### [YOUR TASK]
Copy each line of the material below that includes the string "name".

### [RECORD SET]
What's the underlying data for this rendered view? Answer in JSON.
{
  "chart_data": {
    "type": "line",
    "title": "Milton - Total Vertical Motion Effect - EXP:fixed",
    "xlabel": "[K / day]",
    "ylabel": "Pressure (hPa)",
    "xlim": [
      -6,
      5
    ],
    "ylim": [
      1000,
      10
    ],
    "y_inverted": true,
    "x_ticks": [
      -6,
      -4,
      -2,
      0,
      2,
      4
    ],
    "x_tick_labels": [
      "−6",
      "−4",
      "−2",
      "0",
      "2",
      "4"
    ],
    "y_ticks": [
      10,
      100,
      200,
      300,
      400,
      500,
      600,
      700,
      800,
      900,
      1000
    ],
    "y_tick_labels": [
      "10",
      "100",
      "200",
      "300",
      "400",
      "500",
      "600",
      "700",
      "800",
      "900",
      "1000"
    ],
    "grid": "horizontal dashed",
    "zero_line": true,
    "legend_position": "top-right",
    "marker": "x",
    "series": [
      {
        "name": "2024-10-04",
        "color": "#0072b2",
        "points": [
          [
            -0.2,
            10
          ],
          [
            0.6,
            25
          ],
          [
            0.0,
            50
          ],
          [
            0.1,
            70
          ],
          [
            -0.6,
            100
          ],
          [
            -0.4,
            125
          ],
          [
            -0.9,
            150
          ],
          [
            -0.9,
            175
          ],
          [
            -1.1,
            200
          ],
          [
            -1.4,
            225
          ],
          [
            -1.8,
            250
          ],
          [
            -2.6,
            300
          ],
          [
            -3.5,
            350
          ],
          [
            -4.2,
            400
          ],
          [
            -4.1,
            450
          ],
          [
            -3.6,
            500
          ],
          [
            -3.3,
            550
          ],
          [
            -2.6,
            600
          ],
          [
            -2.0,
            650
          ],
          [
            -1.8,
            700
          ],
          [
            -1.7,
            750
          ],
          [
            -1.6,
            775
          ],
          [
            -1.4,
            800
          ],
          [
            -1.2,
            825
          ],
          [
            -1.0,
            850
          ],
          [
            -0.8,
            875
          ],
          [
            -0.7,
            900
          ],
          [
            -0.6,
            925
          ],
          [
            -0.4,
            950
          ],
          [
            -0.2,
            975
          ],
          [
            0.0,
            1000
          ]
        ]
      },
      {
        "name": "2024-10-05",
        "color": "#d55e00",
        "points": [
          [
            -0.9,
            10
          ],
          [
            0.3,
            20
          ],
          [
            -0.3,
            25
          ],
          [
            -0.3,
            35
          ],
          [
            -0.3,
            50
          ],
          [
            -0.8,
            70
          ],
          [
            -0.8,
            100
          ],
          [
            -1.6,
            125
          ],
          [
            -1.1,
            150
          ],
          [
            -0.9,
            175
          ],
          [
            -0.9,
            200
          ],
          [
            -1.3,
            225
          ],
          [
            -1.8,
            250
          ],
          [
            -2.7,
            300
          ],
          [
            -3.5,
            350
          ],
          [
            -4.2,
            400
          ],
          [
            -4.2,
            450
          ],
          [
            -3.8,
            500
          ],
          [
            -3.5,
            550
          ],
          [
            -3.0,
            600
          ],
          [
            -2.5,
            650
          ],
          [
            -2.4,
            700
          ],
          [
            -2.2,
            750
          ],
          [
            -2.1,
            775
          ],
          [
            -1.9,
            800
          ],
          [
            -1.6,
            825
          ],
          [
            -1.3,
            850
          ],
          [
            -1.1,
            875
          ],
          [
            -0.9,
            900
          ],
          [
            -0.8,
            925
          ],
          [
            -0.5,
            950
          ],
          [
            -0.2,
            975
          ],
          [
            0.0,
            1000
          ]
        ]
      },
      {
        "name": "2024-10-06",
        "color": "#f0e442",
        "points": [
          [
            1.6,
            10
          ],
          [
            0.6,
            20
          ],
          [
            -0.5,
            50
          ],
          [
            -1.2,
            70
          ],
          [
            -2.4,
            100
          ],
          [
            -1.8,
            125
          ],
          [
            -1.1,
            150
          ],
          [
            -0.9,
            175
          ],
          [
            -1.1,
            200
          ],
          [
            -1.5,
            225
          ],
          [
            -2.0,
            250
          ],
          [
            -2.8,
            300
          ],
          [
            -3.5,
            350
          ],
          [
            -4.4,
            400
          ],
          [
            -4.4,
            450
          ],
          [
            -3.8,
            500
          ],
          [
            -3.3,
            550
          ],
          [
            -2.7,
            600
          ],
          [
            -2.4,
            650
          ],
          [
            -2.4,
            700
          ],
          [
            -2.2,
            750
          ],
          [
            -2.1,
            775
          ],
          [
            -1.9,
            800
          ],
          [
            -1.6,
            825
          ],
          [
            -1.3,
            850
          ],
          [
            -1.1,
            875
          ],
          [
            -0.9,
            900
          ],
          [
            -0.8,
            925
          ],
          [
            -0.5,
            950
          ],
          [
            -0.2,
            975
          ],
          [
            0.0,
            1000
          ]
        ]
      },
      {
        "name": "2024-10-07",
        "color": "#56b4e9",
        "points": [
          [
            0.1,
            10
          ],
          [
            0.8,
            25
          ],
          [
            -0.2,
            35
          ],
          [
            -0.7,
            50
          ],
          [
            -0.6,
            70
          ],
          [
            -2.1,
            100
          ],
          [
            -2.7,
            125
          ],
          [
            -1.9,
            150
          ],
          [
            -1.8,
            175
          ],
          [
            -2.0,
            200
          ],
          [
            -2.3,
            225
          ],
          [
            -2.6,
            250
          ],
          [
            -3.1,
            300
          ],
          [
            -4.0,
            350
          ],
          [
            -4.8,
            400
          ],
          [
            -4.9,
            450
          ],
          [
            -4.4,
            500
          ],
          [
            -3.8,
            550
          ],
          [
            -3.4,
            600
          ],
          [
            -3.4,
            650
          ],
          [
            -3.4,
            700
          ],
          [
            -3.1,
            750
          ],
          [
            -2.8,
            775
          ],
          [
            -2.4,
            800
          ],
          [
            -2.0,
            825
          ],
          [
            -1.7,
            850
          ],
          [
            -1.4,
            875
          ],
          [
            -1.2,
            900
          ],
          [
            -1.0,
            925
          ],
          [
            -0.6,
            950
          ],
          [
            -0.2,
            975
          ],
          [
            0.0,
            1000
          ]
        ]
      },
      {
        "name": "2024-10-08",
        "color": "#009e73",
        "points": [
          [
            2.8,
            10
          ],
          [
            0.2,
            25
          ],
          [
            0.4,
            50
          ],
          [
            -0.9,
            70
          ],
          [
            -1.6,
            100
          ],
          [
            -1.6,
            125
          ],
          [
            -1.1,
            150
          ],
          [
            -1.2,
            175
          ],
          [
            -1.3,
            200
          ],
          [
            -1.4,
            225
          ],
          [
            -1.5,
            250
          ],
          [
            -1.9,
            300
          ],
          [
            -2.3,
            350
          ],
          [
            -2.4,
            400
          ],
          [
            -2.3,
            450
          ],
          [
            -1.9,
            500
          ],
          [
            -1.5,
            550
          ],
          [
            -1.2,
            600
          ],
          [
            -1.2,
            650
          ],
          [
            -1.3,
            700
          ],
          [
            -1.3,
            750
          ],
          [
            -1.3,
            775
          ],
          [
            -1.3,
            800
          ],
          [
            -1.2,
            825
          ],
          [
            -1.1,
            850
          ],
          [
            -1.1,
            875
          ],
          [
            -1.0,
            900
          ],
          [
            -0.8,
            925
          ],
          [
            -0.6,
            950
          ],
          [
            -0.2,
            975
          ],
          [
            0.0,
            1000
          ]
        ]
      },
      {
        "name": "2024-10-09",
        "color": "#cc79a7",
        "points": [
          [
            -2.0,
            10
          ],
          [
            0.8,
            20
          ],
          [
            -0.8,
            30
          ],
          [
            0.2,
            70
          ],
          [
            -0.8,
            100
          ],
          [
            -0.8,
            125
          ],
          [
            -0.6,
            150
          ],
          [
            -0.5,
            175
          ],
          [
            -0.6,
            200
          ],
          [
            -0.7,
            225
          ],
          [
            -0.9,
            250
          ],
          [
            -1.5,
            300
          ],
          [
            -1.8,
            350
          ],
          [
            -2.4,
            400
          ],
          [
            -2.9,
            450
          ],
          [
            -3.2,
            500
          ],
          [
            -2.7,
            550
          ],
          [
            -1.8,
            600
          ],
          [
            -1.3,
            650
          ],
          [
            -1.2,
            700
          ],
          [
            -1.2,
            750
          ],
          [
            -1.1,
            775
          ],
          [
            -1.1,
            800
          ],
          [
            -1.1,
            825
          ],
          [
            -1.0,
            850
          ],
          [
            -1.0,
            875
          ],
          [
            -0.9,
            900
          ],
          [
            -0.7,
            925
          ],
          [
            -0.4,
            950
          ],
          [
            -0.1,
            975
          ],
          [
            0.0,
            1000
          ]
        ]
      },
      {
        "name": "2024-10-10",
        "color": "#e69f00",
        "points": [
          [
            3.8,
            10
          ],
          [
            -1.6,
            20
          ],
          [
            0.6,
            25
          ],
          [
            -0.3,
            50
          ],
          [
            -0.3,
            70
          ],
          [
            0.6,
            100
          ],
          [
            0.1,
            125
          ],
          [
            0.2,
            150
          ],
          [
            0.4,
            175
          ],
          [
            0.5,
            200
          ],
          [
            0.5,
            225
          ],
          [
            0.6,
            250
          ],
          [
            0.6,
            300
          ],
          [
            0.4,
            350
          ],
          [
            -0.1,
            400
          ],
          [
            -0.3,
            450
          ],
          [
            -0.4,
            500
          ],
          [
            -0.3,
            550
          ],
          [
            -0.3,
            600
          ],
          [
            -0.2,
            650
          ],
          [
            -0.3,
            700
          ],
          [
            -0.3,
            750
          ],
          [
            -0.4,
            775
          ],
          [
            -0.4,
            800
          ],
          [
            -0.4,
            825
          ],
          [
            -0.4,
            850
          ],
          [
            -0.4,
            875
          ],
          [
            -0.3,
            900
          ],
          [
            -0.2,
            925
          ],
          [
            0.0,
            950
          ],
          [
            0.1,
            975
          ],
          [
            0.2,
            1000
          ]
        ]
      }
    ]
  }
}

### [FINISHED ANSWER]
        "name": "2024-10-04",
        "name": "2024-10-05",
        "name": "2024-10-06",
        "name": "2024-10-07",
        "name": "2024-10-08",
        "name": "2024-10-09",
        "name": "2024-10-10",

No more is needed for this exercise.